Data entries
** start **

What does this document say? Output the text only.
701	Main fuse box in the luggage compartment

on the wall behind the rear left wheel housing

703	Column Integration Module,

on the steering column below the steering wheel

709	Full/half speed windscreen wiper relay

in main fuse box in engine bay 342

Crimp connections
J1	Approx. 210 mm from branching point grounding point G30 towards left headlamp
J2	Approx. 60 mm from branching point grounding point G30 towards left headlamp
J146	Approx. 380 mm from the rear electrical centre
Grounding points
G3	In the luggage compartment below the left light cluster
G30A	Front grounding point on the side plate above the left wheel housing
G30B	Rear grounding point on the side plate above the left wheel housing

** end **

> [EXERCISE]: Scan the material for lines with the word "wheel", and copy each line you find.

> [EXPECTED ANSWER]:
on the wall behind the rear left wheel housing
on the steering column below the steering wheel
G30A	Front grounding point on the side plate above the left wheel housing
G30B	Rear grounding point on the side plate above the left wheel housing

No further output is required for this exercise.